[Dataset rows]
[start]

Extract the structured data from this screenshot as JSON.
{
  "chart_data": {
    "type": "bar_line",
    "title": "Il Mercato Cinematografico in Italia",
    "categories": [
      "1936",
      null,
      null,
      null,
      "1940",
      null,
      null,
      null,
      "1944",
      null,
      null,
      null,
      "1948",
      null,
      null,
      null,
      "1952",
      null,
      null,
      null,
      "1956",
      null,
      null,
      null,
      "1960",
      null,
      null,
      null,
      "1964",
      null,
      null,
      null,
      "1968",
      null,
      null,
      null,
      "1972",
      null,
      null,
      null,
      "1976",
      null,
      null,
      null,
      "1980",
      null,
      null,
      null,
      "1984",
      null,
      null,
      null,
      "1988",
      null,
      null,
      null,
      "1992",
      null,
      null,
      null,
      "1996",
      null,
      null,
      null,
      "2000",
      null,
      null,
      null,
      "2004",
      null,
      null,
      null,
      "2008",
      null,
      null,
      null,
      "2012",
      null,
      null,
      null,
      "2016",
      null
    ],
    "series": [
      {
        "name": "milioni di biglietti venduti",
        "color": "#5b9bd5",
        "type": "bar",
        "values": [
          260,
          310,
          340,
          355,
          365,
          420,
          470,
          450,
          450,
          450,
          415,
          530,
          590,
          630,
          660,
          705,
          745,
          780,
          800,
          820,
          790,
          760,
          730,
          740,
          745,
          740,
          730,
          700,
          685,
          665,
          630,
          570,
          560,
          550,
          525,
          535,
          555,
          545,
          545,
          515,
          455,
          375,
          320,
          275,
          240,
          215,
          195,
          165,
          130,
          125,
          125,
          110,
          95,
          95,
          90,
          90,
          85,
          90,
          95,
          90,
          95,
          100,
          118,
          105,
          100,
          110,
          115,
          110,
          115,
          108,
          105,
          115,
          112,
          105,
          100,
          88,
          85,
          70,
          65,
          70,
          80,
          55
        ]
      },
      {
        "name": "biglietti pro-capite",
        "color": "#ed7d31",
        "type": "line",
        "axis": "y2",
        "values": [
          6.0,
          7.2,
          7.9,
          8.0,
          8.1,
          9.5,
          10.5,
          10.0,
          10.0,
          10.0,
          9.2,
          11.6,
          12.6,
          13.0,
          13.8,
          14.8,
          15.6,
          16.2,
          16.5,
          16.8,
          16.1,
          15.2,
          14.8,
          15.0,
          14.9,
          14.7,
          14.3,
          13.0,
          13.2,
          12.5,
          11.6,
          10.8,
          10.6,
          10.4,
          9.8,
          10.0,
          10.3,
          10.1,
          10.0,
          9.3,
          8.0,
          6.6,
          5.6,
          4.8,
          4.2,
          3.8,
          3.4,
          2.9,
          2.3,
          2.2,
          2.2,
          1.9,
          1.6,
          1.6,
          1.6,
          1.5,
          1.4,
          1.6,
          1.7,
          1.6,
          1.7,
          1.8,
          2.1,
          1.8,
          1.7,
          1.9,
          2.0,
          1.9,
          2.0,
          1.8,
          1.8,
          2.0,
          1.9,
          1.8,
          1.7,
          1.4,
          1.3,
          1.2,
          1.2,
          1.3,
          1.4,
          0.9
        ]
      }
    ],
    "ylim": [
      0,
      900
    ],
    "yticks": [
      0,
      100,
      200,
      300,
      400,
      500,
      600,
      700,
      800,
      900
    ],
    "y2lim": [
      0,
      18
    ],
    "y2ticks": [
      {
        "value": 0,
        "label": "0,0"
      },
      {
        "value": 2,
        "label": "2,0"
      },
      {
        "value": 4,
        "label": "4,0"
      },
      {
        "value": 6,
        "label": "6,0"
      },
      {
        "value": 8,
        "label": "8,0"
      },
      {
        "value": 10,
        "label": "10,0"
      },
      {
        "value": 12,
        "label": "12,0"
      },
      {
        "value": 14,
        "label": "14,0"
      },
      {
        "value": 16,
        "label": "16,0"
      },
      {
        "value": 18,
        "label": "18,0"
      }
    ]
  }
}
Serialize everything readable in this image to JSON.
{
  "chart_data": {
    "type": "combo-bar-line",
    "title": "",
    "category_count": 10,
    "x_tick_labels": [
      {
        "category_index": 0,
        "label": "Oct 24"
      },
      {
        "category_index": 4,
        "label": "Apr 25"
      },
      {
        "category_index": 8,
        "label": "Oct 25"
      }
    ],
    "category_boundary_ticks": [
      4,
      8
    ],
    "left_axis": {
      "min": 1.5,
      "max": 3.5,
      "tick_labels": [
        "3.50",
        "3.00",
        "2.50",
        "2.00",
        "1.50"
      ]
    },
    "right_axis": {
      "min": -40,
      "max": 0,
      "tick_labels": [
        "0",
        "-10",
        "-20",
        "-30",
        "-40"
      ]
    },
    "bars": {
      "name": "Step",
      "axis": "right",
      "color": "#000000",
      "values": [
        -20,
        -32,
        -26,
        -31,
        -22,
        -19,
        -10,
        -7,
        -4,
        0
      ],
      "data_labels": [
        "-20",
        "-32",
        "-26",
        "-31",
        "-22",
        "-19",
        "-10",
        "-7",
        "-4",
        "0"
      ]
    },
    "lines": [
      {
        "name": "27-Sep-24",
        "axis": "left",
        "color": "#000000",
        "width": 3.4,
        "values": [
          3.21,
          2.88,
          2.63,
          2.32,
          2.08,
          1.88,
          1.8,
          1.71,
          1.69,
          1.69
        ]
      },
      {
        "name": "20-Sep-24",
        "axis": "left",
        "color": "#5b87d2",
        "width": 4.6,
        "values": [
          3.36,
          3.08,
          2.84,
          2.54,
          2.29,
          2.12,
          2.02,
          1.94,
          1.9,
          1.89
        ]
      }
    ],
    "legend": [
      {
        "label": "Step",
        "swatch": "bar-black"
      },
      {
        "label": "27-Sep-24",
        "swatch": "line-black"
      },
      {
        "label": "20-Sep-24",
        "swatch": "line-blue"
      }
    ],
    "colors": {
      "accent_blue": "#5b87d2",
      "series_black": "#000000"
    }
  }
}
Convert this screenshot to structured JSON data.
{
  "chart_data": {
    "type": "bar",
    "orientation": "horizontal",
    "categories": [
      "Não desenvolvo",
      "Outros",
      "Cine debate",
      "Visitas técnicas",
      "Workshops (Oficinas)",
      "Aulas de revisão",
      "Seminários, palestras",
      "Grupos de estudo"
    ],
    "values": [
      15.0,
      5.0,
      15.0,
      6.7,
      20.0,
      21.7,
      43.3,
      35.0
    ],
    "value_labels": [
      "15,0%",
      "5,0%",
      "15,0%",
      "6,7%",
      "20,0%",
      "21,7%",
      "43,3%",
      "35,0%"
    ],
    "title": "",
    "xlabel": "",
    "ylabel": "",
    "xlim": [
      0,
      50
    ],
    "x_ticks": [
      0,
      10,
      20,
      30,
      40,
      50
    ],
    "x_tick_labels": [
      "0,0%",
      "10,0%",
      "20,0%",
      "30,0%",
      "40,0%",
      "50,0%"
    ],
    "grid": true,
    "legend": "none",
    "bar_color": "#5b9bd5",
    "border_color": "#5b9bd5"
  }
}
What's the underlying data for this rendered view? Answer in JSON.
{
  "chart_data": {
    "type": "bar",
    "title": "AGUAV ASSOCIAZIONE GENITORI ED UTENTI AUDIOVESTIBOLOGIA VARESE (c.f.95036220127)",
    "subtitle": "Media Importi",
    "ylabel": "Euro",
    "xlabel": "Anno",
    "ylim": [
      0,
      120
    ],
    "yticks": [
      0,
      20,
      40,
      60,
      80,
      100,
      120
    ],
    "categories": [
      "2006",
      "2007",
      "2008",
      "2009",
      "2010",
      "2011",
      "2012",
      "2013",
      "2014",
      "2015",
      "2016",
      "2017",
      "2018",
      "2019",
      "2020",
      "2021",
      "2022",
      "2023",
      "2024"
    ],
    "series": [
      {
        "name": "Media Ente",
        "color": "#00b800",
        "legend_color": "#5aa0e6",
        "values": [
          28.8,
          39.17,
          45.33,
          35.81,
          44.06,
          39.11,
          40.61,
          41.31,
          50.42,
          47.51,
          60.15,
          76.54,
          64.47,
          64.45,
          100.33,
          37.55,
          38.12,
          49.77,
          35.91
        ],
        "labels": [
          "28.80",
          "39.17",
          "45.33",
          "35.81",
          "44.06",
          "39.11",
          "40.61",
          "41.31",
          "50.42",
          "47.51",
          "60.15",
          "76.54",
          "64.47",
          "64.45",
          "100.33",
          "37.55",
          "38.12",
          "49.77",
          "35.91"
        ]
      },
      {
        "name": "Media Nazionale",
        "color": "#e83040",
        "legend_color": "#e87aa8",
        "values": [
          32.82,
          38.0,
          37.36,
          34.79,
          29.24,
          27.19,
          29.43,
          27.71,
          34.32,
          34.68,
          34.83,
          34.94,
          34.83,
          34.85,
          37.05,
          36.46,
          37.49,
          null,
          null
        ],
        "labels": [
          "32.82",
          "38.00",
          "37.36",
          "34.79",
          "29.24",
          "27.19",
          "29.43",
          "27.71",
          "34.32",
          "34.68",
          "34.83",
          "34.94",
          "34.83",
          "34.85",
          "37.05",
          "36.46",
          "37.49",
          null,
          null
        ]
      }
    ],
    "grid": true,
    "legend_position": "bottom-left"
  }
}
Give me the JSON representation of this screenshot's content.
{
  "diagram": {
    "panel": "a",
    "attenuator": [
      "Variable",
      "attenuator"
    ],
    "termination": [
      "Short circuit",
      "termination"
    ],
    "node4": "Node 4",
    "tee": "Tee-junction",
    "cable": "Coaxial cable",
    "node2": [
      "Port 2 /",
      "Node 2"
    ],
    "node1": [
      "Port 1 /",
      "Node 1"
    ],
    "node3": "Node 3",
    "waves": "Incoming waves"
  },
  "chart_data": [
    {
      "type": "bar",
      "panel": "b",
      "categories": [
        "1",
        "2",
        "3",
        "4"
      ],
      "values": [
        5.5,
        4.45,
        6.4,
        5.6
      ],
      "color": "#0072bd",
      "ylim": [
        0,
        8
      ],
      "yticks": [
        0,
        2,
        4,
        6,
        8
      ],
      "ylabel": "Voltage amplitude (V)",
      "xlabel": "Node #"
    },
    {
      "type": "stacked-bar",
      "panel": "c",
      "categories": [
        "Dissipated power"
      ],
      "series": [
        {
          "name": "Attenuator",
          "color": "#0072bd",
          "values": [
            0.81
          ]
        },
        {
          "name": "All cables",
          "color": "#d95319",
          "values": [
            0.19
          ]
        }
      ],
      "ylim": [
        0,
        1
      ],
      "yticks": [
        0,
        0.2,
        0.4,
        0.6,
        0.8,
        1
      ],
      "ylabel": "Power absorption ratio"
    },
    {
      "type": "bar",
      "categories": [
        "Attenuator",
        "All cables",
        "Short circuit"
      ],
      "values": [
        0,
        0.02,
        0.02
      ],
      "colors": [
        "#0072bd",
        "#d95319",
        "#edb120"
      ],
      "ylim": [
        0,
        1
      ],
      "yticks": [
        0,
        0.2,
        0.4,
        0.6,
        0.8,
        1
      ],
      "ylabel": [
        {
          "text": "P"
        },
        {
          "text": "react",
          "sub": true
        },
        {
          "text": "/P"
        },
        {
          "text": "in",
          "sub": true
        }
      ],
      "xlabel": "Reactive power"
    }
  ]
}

[end]

### Aim of the task
Wherever the word "biglietti" occurs in a line of the listing, copy that line.

### Output of the exercise
        "name": "milioni di biglietti venduti",
        "name": "biglietti pro-capite",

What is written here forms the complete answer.